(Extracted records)

○ ○ ○

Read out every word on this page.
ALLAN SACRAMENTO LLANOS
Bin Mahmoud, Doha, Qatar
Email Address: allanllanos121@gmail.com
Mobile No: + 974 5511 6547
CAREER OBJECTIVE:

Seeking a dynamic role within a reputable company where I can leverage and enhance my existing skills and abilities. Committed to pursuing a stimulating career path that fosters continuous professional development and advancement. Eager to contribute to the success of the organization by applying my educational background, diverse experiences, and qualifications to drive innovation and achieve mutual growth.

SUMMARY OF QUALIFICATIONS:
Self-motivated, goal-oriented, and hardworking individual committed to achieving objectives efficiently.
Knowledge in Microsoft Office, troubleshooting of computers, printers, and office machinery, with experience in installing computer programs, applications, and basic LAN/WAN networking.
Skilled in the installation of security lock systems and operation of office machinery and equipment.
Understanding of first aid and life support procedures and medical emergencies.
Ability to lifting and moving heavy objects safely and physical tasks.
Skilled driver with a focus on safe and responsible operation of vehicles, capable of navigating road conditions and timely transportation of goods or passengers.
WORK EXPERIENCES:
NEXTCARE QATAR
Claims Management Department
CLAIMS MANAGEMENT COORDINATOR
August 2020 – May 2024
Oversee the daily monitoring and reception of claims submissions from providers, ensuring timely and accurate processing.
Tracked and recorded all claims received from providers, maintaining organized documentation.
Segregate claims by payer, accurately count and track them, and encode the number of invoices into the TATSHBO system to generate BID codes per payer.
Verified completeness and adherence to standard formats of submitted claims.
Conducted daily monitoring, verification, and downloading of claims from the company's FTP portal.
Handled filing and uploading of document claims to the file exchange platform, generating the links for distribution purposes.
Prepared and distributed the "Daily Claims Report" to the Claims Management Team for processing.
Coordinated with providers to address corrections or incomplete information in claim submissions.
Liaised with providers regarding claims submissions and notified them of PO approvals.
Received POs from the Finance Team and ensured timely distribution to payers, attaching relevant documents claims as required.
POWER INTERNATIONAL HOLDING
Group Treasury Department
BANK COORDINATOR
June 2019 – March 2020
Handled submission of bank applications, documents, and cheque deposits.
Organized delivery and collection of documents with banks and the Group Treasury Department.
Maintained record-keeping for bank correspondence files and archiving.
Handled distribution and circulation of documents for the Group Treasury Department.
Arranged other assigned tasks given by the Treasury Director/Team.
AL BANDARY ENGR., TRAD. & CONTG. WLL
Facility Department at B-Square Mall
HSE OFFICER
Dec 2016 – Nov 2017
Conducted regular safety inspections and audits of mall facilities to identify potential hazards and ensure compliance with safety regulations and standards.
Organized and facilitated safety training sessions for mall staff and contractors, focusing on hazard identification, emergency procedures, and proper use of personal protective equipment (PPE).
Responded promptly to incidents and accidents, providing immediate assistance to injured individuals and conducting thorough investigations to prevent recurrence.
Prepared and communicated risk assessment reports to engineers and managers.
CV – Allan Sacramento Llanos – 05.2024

○ ○ ○

→ What the task requires
Provide only the number of lines in the entries that hold the word "Prepared".

→ Solution for this exercise
2